Return every record below exactly as written, omitting any pictures.

• **MATERIAL**:
* begin *
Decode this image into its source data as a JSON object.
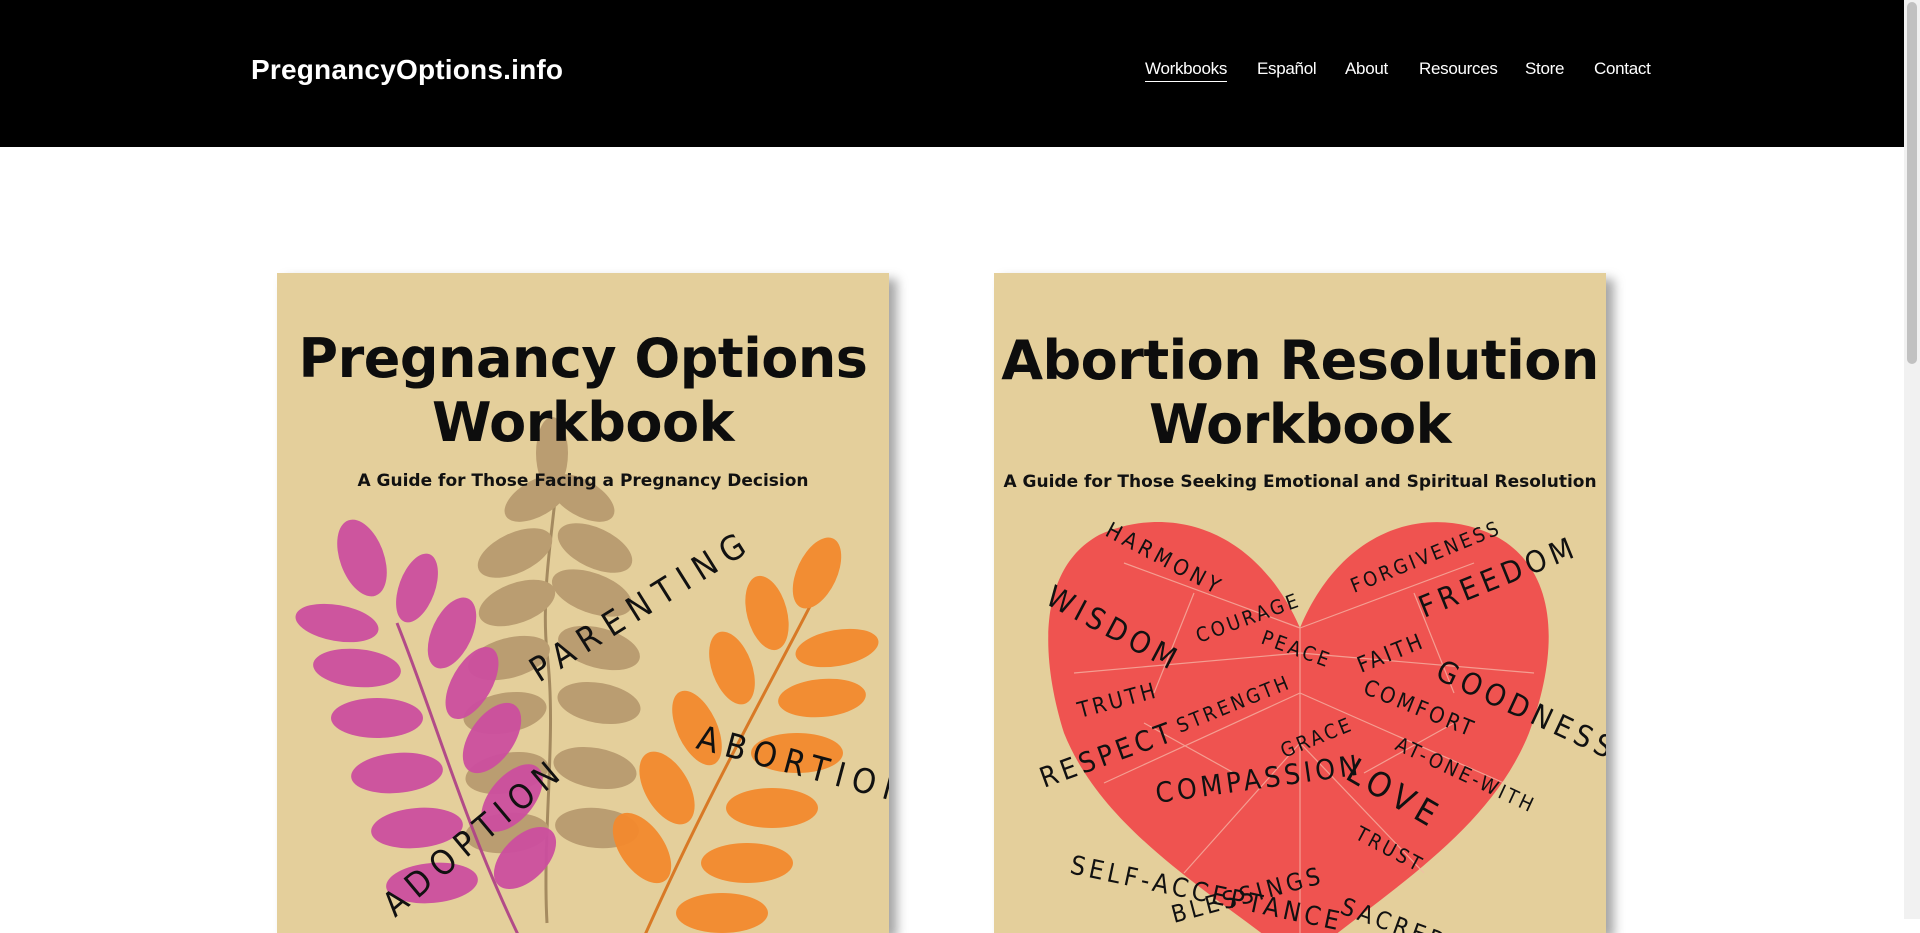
{
  "site": {
    "title": "PregnancyOptions.info"
  },
  "nav": {
    "items": [
      {
        "label": "Workbooks",
        "active": true
      },
      {
        "label": "Español",
        "active": false
      },
      {
        "label": "About",
        "active": false
      },
      {
        "label": "Resources",
        "active": false
      },
      {
        "label": "Store",
        "active": false
      },
      {
        "label": "Contact",
        "active": false
      }
    ]
  },
  "books": [
    {
      "title_line1": "Pregnancy Options",
      "title_line2": "Workbook",
      "subtitle": "A Guide for Those Facing a Pregnancy Decision",
      "cover_words": [
        "PARENTING",
        "ABORTION",
        "ADOPTION"
      ],
      "colors": {
        "cover": "#e4cf9b",
        "leaf_pink": "#cc4f9f",
        "leaf_tan": "#b3956a",
        "leaf_orange": "#f38a2e"
      }
    },
    {
      "title_line1": "Abortion Resolution",
      "title_line2": "Workbook",
      "subtitle": "A Guide for Those Seeking Emotional and Spiritual Resolution",
      "cover_words": [
        "HARMONY",
        "FORGIVENESS",
        "WISDOM",
        "COURAGE",
        "FREEDOM",
        "PEACE",
        "FAITH",
        "GOODNESS",
        "TRUTH",
        "STRENGTH",
        "COMFORT",
        "RESPECT",
        "GRACE",
        "AT-ONE-WITH",
        "COMPASSION",
        "LOVE",
        "SELF-ACCEPTANCE",
        "TRUST",
        "BLESSINGS",
        "SACRED"
      ],
      "colors": {
        "cover": "#e4cf9b",
        "heart": "#ef5350"
      }
    }
  ]
}
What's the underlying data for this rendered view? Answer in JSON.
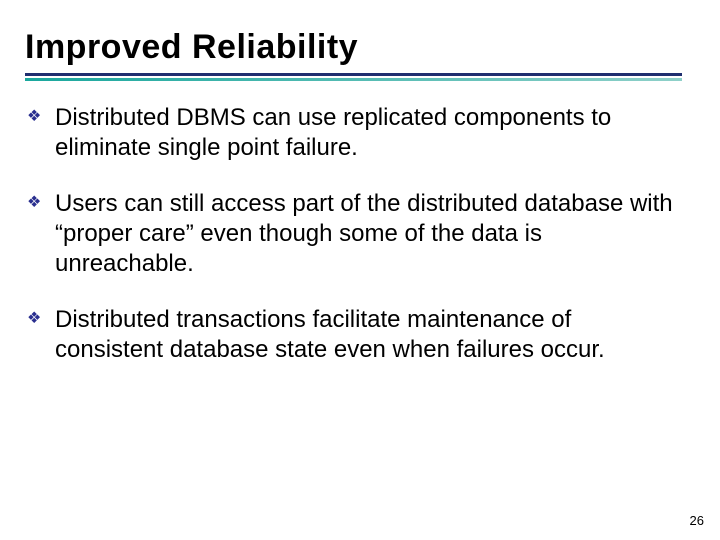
{
  "title": "Improved Reliability",
  "bullets": {
    "b0": "Distributed DBMS can use replicated components to eliminate single point failure.",
    "b1": "Users can still access part of the distributed database with “proper care” even though some of the data is unreachable.",
    "b2": "Distributed transactions facilitate maintenance of consistent database state even when failures occur."
  },
  "pageNumber": "26",
  "bulletGlyph": "❖"
}
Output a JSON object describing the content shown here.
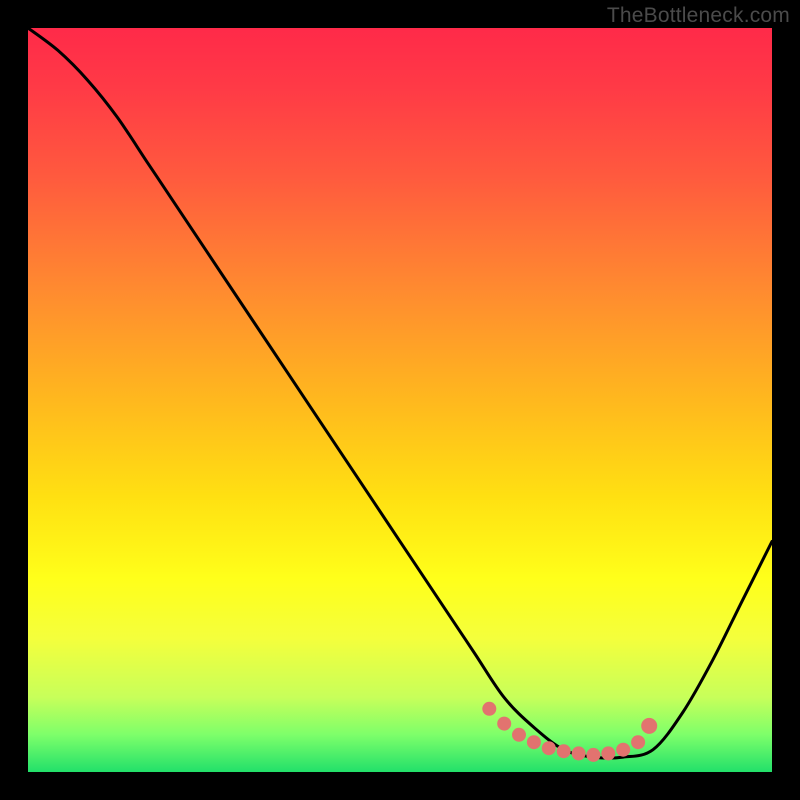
{
  "watermark": "TheBottleneck.com",
  "chart_data": {
    "type": "line",
    "title": "",
    "xlabel": "",
    "ylabel": "",
    "xlim": [
      0,
      100
    ],
    "ylim": [
      0,
      100
    ],
    "background_gradient": {
      "stops": [
        {
          "offset": 0.0,
          "color": "#ff2a49"
        },
        {
          "offset": 0.08,
          "color": "#ff3a46"
        },
        {
          "offset": 0.2,
          "color": "#ff5a3e"
        },
        {
          "offset": 0.35,
          "color": "#ff8a30"
        },
        {
          "offset": 0.5,
          "color": "#ffb81e"
        },
        {
          "offset": 0.63,
          "color": "#ffe012"
        },
        {
          "offset": 0.74,
          "color": "#ffff1a"
        },
        {
          "offset": 0.82,
          "color": "#f4ff3c"
        },
        {
          "offset": 0.9,
          "color": "#c7ff5a"
        },
        {
          "offset": 0.95,
          "color": "#7dff6a"
        },
        {
          "offset": 1.0,
          "color": "#22e06a"
        }
      ]
    },
    "series": [
      {
        "name": "bottleneck-curve",
        "color": "#000000",
        "x": [
          0,
          4,
          8,
          12,
          16,
          20,
          26,
          32,
          38,
          44,
          50,
          56,
          60,
          64,
          68,
          72,
          76,
          80,
          84,
          88,
          92,
          96,
          100
        ],
        "y": [
          100,
          97,
          93,
          88,
          82,
          76,
          67,
          58,
          49,
          40,
          31,
          22,
          16,
          10,
          6,
          3,
          2,
          2,
          3,
          8,
          15,
          23,
          31
        ]
      }
    ],
    "markers": {
      "name": "optimal-range",
      "color": "#e2736f",
      "points": [
        {
          "x": 62,
          "y": 8.5
        },
        {
          "x": 64,
          "y": 6.5
        },
        {
          "x": 66,
          "y": 5.0
        },
        {
          "x": 68,
          "y": 4.0
        },
        {
          "x": 70,
          "y": 3.2
        },
        {
          "x": 72,
          "y": 2.8
        },
        {
          "x": 74,
          "y": 2.5
        },
        {
          "x": 76,
          "y": 2.3
        },
        {
          "x": 78,
          "y": 2.5
        },
        {
          "x": 80,
          "y": 3.0
        },
        {
          "x": 82,
          "y": 4.0
        },
        {
          "x": 83.5,
          "y": 6.2
        }
      ]
    }
  }
}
* end *
• **SOLUTION FOR THIS PROBLEM**:
Decode this image into its source data as a JSON object.
{
  "site": {
    "title": "PregnancyOptions.info"
  },
  "nav": {
    "items": [
      {
        "label": "Workbooks",
        "active": true
      },
      {
        "label": "Español",
        "active": false
      },
      {
        "label": "About",
        "active": false
      },
      {
        "label": "Resources",
        "active": false
      },
      {
        "label": "Store",
        "active": false
      },
      {
        "label": "Contact",
        "active": false
      }
    ]
  },
  "books": [
    {
      "title_line1": "Pregnancy Options",
      "title_line2": "Workbook",
      "subtitle": "A Guide for Those Facing a Pregnancy Decision",
      "cover_words": [
        "PARENTING",
        "ABORTION",
        "ADOPTION"
      ],
      "colors": {
        "cover": "#e4cf9b",
        "leaf_pink": "#cc4f9f",
        "leaf_tan": "#b3956a",
        "leaf_orange": "#f38a2e"
      }
    },
    {
      "title_line1": "Abortion Resolution",
      "title_line2": "Workbook",
      "subtitle": "A Guide for Those Seeking Emotional and Spiritual Resolution",
      "cover_words": [
        "HARMONY",
        "FORGIVENESS",
        "WISDOM",
        "COURAGE",
        "FREEDOM",
        "PEACE",
        "FAITH",
        "GOODNESS",
        "TRUTH",
        "STRENGTH",
        "COMFORT",
        "RESPECT",
        "GRACE",
        "AT-ONE-WITH",
        "COMPASSION",
        "LOVE",
        "SELF-ACCEPTANCE",
        "TRUST",
        "BLESSINGS",
        "SACRED"
      ],
      "colors": {
        "cover": "#e4cf9b",
        "heart": "#ef5350"
      }
    }
  ]
}
What's the underlying data for this rendered view? Answer in JSON.
{
  "title": "Improved Reliability",
  "bullets": {
    "b0": "Distributed DBMS can use replicated components to eliminate single point failure.",
    "b1": "Users can still access part of the distributed database with “proper care” even though some of the data is unreachable.",
    "b2": "Distributed transactions facilitate maintenance of consistent database state even when failures occur."
  },
  "pageNumber": "26",
  "bulletGlyph": "❖"
}
Output a JSON object describing the content shown here.
{
  "watermark": "TheBottleneck.com",
  "chart_data": {
    "type": "line",
    "title": "",
    "xlabel": "",
    "ylabel": "",
    "xlim": [
      0,
      100
    ],
    "ylim": [
      0,
      100
    ],
    "background_gradient": {
      "stops": [
        {
          "offset": 0.0,
          "color": "#ff2a49"
        },
        {
          "offset": 0.08,
          "color": "#ff3a46"
        },
        {
          "offset": 0.2,
          "color": "#ff5a3e"
        },
        {
          "offset": 0.35,
          "color": "#ff8a30"
        },
        {
          "offset": 0.5,
          "color": "#ffb81e"
        },
        {
          "offset": 0.63,
          "color": "#ffe012"
        },
        {
          "offset": 0.74,
          "color": "#ffff1a"
        },
        {
          "offset": 0.82,
          "color": "#f4ff3c"
        },
        {
          "offset": 0.9,
          "color": "#c7ff5a"
        },
        {
          "offset": 0.95,
          "color": "#7dff6a"
        },
        {
          "offset": 1.0,
          "color": "#22e06a"
        }
      ]
    },
    "series": [
      {
        "name": "bottleneck-curve",
        "color": "#000000",
        "x": [
          0,
          4,
          8,
          12,
          16,
          20,
          26,
          32,
          38,
          44,
          50,
          56,
          60,
          64,
          68,
          72,
          76,
          80,
          84,
          88,
          92,
          96,
          100
        ],
        "y": [
          100,
          97,
          93,
          88,
          82,
          76,
          67,
          58,
          49,
          40,
          31,
          22,
          16,
          10,
          6,
          3,
          2,
          2,
          3,
          8,
          15,
          23,
          31
        ]
      }
    ],
    "markers": {
      "name": "optimal-range",
      "color": "#e2736f",
      "points": [
        {
          "x": 62,
          "y": 8.5
        },
        {
          "x": 64,
          "y": 6.5
        },
        {
          "x": 66,
          "y": 5.0
        },
        {
          "x": 68,
          "y": 4.0
        },
        {
          "x": 70,
          "y": 3.2
        },
        {
          "x": 72,
          "y": 2.8
        },
        {
          "x": 74,
          "y": 2.5
        },
        {
          "x": 76,
          "y": 2.3
        },
        {
          "x": 78,
          "y": 2.5
        },
        {
          "x": 80,
          "y": 3.0
        },
        {
          "x": 82,
          "y": 4.0
        },
        {
          "x": 83.5,
          "y": 6.2
        }
      ]
    }
  }
}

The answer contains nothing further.